▶ **Exercise requirements**
Can you reproduce each of the entries below verbatim, without changing a single character?

* * * *

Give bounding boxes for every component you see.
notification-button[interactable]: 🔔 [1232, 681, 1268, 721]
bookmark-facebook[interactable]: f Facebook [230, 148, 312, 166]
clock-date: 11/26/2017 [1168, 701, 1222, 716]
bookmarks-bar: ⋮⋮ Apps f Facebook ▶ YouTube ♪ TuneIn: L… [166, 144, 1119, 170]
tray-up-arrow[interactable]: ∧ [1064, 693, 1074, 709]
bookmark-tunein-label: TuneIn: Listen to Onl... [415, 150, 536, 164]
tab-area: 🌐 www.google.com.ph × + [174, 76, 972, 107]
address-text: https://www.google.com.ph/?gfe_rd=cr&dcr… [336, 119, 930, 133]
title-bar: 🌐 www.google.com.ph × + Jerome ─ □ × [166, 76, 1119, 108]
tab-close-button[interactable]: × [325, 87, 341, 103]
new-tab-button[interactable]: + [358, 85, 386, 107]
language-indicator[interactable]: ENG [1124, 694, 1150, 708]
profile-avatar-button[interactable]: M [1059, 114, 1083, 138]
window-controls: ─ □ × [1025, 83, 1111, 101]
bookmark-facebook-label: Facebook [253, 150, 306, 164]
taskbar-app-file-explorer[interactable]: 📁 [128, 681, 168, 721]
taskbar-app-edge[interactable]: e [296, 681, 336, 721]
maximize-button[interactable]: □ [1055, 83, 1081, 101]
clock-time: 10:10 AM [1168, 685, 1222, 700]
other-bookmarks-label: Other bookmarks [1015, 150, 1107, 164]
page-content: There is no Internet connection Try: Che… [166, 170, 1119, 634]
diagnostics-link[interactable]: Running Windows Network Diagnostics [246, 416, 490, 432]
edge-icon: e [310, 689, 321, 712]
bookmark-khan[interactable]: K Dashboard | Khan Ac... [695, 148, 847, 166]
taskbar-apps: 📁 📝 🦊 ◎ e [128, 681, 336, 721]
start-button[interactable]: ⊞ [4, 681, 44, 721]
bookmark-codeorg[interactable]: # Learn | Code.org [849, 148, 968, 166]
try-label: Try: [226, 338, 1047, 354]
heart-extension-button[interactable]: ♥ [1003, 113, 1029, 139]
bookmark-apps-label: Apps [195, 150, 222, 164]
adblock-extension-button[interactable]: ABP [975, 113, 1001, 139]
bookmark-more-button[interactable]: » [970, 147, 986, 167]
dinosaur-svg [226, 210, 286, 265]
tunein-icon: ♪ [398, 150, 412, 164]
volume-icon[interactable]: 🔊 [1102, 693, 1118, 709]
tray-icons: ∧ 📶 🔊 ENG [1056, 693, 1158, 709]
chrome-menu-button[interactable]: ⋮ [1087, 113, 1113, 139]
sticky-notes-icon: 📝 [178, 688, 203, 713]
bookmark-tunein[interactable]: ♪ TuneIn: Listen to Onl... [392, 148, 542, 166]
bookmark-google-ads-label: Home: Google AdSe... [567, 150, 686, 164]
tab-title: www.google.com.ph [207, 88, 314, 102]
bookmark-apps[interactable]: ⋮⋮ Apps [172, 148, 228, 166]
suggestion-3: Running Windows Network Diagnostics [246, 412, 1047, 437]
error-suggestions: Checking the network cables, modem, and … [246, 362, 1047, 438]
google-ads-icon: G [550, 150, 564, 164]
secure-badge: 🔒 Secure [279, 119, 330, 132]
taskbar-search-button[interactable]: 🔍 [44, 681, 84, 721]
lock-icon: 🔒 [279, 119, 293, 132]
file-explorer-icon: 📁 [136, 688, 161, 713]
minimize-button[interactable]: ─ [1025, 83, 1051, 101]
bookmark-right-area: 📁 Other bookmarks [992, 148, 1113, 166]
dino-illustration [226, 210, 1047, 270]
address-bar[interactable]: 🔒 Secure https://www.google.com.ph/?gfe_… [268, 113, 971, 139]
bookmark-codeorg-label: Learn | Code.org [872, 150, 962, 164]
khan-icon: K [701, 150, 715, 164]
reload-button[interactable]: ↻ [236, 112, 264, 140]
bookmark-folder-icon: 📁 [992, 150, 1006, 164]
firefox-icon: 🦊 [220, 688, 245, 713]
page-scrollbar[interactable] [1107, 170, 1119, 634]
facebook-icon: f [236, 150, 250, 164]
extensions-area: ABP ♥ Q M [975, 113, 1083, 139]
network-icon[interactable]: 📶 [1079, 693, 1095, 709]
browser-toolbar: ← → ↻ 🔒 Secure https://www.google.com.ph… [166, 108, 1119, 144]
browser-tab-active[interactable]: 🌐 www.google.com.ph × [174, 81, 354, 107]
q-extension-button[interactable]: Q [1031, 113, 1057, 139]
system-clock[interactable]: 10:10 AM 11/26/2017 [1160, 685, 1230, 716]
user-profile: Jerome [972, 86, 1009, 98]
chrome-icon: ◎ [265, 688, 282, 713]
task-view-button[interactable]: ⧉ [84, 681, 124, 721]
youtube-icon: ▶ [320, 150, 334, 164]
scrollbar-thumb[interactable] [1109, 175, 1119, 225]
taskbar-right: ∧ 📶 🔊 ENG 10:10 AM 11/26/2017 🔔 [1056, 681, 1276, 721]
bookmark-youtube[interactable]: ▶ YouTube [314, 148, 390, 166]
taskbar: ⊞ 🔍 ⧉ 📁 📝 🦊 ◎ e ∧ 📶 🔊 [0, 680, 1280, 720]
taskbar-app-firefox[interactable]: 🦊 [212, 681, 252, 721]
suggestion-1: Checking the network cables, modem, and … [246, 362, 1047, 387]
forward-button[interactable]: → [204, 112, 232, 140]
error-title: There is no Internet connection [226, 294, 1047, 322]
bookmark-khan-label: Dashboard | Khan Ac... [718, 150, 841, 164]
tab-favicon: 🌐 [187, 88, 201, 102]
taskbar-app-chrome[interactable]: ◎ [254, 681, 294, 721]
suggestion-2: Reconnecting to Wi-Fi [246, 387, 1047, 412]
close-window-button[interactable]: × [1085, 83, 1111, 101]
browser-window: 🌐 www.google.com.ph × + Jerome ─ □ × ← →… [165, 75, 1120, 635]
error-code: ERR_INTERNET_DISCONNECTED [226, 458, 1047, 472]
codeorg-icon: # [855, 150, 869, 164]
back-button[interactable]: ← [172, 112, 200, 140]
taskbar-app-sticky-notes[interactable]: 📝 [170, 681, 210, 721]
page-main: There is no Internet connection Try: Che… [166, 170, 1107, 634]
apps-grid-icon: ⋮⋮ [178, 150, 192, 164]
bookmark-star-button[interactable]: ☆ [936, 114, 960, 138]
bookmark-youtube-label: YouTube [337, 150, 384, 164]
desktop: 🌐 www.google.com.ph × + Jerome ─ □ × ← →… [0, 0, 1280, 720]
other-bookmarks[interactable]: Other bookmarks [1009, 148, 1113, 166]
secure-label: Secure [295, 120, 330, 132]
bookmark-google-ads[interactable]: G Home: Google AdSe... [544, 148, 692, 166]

* * * *

▶ **Output of the exercise**
Give bounding boxes for every component you see.
notification-button[interactable]: 🔔 [1232, 681, 1268, 721]
bookmark-facebook[interactable]: f Facebook [230, 148, 312, 166]
clock-date: 11/26/2017 [1168, 701, 1222, 716]
bookmarks-bar: ⋮⋮ Apps f Facebook ▶ YouTube ♪ TuneIn: L… [166, 144, 1119, 170]
tray-up-arrow[interactable]: ∧ [1064, 693, 1074, 709]
bookmark-tunein-label: TuneIn: Listen to Onl... [415, 150, 536, 164]
tab-area: 🌐 www.google.com.ph × + [174, 76, 972, 107]
address-text: https://www.google.com.ph/?gfe_rd=cr&dcr… [336, 119, 930, 133]
title-bar: 🌐 www.google.com.ph × + Jerome ─ □ × [166, 76, 1119, 108]
tab-close-button[interactable]: × [325, 87, 341, 103]
new-tab-button[interactable]: + [358, 85, 386, 107]
language-indicator[interactable]: ENG [1124, 694, 1150, 708]
profile-avatar-button[interactable]: M [1059, 114, 1083, 138]
window-controls: ─ □ × [1025, 83, 1111, 101]
bookmark-facebook-label: Facebook [253, 150, 306, 164]
taskbar-app-file-explorer[interactable]: 📁 [128, 681, 168, 721]
taskbar-app-edge[interactable]: e [296, 681, 336, 721]
maximize-button[interactable]: □ [1055, 83, 1081, 101]
clock-time: 10:10 AM [1168, 685, 1222, 700]
other-bookmarks-label: Other bookmarks [1015, 150, 1107, 164]
page-content: There is no Internet connection Try: Che… [166, 170, 1119, 634]
diagnostics-link[interactable]: Running Windows Network Diagnostics [246, 416, 490, 432]
edge-icon: e [310, 689, 321, 712]
bookmark-khan[interactable]: K Dashboard | Khan Ac... [695, 148, 847, 166]
taskbar-apps: 📁 📝 🦊 ◎ e [128, 681, 336, 721]
start-button[interactable]: ⊞ [4, 681, 44, 721]
bookmark-codeorg[interactable]: # Learn | Code.org [849, 148, 968, 166]
try-label: Try: [226, 338, 1047, 354]
heart-extension-button[interactable]: ♥ [1003, 113, 1029, 139]
bookmark-apps-label: Apps [195, 150, 222, 164]
adblock-extension-button[interactable]: ABP [975, 113, 1001, 139]
bookmark-more-button[interactable]: » [970, 147, 986, 167]
dinosaur-svg [226, 210, 286, 265]
tunein-icon: ♪ [398, 150, 412, 164]
volume-icon[interactable]: 🔊 [1102, 693, 1118, 709]
tray-icons: ∧ 📶 🔊 ENG [1056, 693, 1158, 709]
chrome-menu-button[interactable]: ⋮ [1087, 113, 1113, 139]
sticky-notes-icon: 📝 [178, 688, 203, 713]
bookmark-tunein[interactable]: ♪ TuneIn: Listen to Onl... [392, 148, 542, 166]
bookmark-google-ads-label: Home: Google AdSe... [567, 150, 686, 164]
tab-title: www.google.com.ph [207, 88, 314, 102]
bookmark-apps[interactable]: ⋮⋮ Apps [172, 148, 228, 166]
suggestion-3: Running Windows Network Diagnostics [246, 412, 1047, 437]
error-suggestions: Checking the network cables, modem, and … [246, 362, 1047, 438]
google-ads-icon: G [550, 150, 564, 164]
secure-badge: 🔒 Secure [279, 119, 330, 132]
taskbar-search-button[interactable]: 🔍 [44, 681, 84, 721]
lock-icon: 🔒 [279, 119, 293, 132]
file-explorer-icon: 📁 [136, 688, 161, 713]
minimize-button[interactable]: ─ [1025, 83, 1051, 101]
bookmark-right-area: 📁 Other bookmarks [992, 148, 1113, 166]
dino-illustration [226, 210, 1047, 270]
address-bar[interactable]: 🔒 Secure https://www.google.com.ph/?gfe_… [268, 113, 971, 139]
bookmark-codeorg-label: Learn | Code.org [872, 150, 962, 164]
khan-icon: K [701, 150, 715, 164]
reload-button[interactable]: ↻ [236, 112, 264, 140]
bookmark-folder-icon: 📁 [992, 150, 1006, 164]
firefox-icon: 🦊 [220, 688, 245, 713]
page-scrollbar[interactable] [1107, 170, 1119, 634]
facebook-icon: f [236, 150, 250, 164]
extensions-area: ABP ♥ Q M [975, 113, 1083, 139]
network-icon[interactable]: 📶 [1079, 693, 1095, 709]
browser-toolbar: ← → ↻ 🔒 Secure https://www.google.com.ph… [166, 108, 1119, 144]
browser-tab-active[interactable]: 🌐 www.google.com.ph × [174, 81, 354, 107]
q-extension-button[interactable]: Q [1031, 113, 1057, 139]
system-clock[interactable]: 10:10 AM 11/26/2017 [1160, 685, 1230, 716]
user-profile: Jerome [972, 86, 1009, 98]
chrome-icon: ◎ [265, 688, 282, 713]
task-view-button[interactable]: ⧉ [84, 681, 124, 721]
youtube-icon: ▶ [320, 150, 334, 164]
scrollbar-thumb[interactable] [1109, 175, 1119, 225]
taskbar-right: ∧ 📶 🔊 ENG 10:10 AM 11/26/2017 🔔 [1056, 681, 1276, 721]
bookmark-youtube[interactable]: ▶ YouTube [314, 148, 390, 166]
taskbar: ⊞ 🔍 ⧉ 📁 📝 🦊 ◎ e ∧ 📶 🔊 [0, 680, 1280, 720]
taskbar-app-firefox[interactable]: 🦊 [212, 681, 252, 721]
suggestion-1: Checking the network cables, modem, and … [246, 362, 1047, 387]
forward-button[interactable]: → [204, 112, 232, 140]
error-title: There is no Internet connection [226, 294, 1047, 322]
bookmark-khan-label: Dashboard | Khan Ac... [718, 150, 841, 164]
tab-favicon: 🌐 [187, 88, 201, 102]
taskbar-app-chrome[interactable]: ◎ [254, 681, 294, 721]
suggestion-2: Reconnecting to Wi-Fi [246, 387, 1047, 412]
close-window-button[interactable]: × [1085, 83, 1111, 101]
browser-window: 🌐 www.google.com.ph × + Jerome ─ □ × ← →… [165, 75, 1120, 635]
error-code: ERR_INTERNET_DISCONNECTED [226, 458, 1047, 472]
codeorg-icon: # [855, 150, 869, 164]
back-button[interactable]: ← [172, 112, 200, 140]
taskbar-app-sticky-notes[interactable]: 📝 [170, 681, 210, 721]
page-main: There is no Internet connection Try: Che… [166, 170, 1107, 634]
apps-grid-icon: ⋮⋮ [178, 150, 192, 164]
bookmark-star-button[interactable]: ☆ [936, 114, 960, 138]
bookmark-youtube-label: YouTube [337, 150, 384, 164]
desktop: 🌐 www.google.com.ph × + Jerome ─ □ × ← →… [0, 0, 1280, 720]
other-bookmarks[interactable]: Other bookmarks [1009, 148, 1113, 166]
secure-label: Secure [295, 120, 330, 132]
bookmark-google-ads[interactable]: G Home: Google AdSe... [544, 148, 692, 166]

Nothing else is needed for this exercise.